BEGIN RECORDS SHOWN

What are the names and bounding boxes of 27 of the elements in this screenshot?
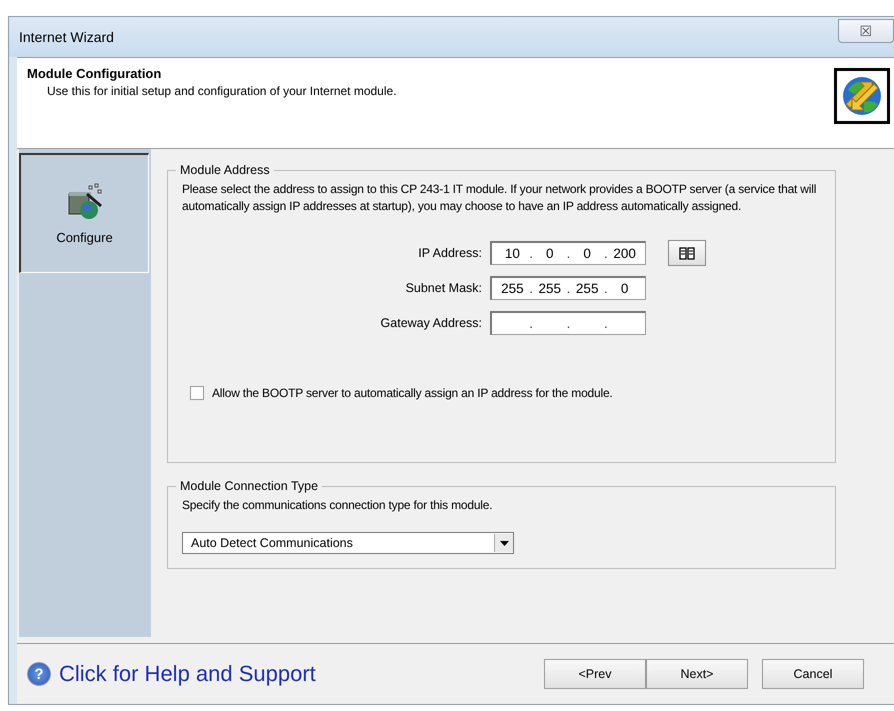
connection-type-dropdown[interactable]: Auto Detect Communications xyxy=(182,532,514,554)
help-link[interactable]: ? Click for Help and Support xyxy=(27,661,316,687)
description-text: Specify the communications connection type for this module. xyxy=(182,497,494,514)
checkbox[interactable] xyxy=(190,386,204,400)
ip-address-field[interactable]: 10 . 0 . 0 . 200 xyxy=(490,240,646,264)
checkbox-label: Allow the BOOTP server to automatically assign an IP address for the module. xyxy=(212,386,613,400)
field-label: Gateway Address: xyxy=(380,316,482,330)
sidebar-item[interactable]: Configure xyxy=(19,153,149,273)
dropdown-arrow-icon xyxy=(500,540,508,546)
globe-arrows-icon xyxy=(834,68,890,124)
page-title: Module Configuration xyxy=(27,66,162,81)
field-label: Subnet Mask: xyxy=(404,280,482,294)
ip-address-field[interactable]: 255 . 255 . 255 . 0 xyxy=(490,276,646,300)
page-subtitle: Use this for initial setup and configuration of your Internet module. xyxy=(46,84,397,98)
ip-address-field[interactable]: . . . xyxy=(490,310,646,334)
wizard-button[interactable]: Cancel xyxy=(762,659,864,689)
wizard-button[interactable]: <Prev xyxy=(544,659,646,689)
group-legend: Module Address xyxy=(176,163,274,177)
description-text: Please select the address to assign to this CP 243-1 IT module. If your network provides a BOOTP server (a service that will automatically assign IP addresses at startup), you may choose to have an IP address automatically assigned. xyxy=(182,181,818,215)
help-icon: ? xyxy=(27,662,51,686)
book-button[interactable] xyxy=(668,240,706,266)
window-title: Internet Wizard xyxy=(19,29,114,45)
close-button[interactable]: ☒ xyxy=(838,19,894,43)
wizard-button[interactable]: Next> xyxy=(646,659,748,689)
book-icon xyxy=(679,246,695,260)
group-legend: Module Connection Type xyxy=(176,479,322,493)
field-label: IP Address: xyxy=(417,246,482,260)
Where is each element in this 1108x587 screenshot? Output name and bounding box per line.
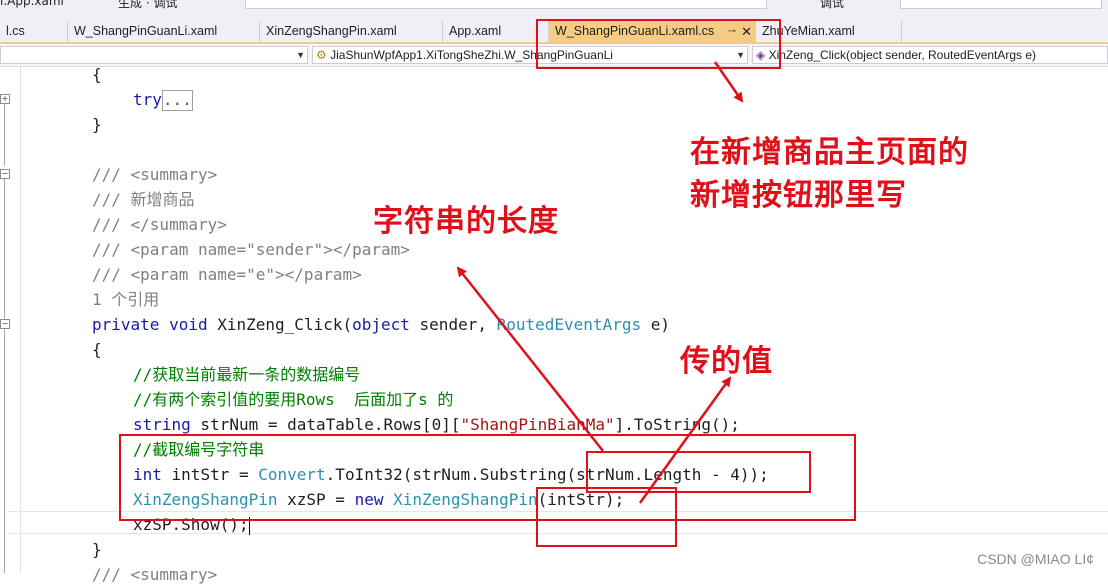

END RECORDS SHOWN

WHAT IS BEING ASKED: Update the stretch of the items from the line containing "connection-type-dropdown[interactable]: Auto Detect" through the line containing "ip-address-field[interactable]: 255 .", replacing "field-label" with "input-label" and changing nothing else. Return only those lines.

ANSWER FOR THE TASK:
connection-type-dropdown[interactable]: Auto Detect Communications xyxy=(182,532,514,554)
help-link[interactable]: ? Click for Help and Support xyxy=(27,661,316,687)
description-text: Specify the communications connection type for this module. xyxy=(182,497,494,514)
checkbox[interactable] xyxy=(190,386,204,400)
ip-address-field[interactable]: 10 . 0 . 0 . 200 xyxy=(490,240,646,264)
checkbox-label: Allow the BOOTP server to automatically assign an IP address for the module. xyxy=(212,386,613,400)
input-label: Gateway Address: xyxy=(380,316,482,330)
sidebar-item[interactable]: Configure xyxy=(19,153,149,273)
dropdown-arrow-icon xyxy=(500,540,508,546)
globe-arrows-icon xyxy=(834,68,890,124)
page-title: Module Configuration xyxy=(27,66,162,81)
input-label: Subnet Mask: xyxy=(404,280,482,294)
ip-address-field[interactable]: 255 . 255 . 255 . 0 xyxy=(490,276,646,300)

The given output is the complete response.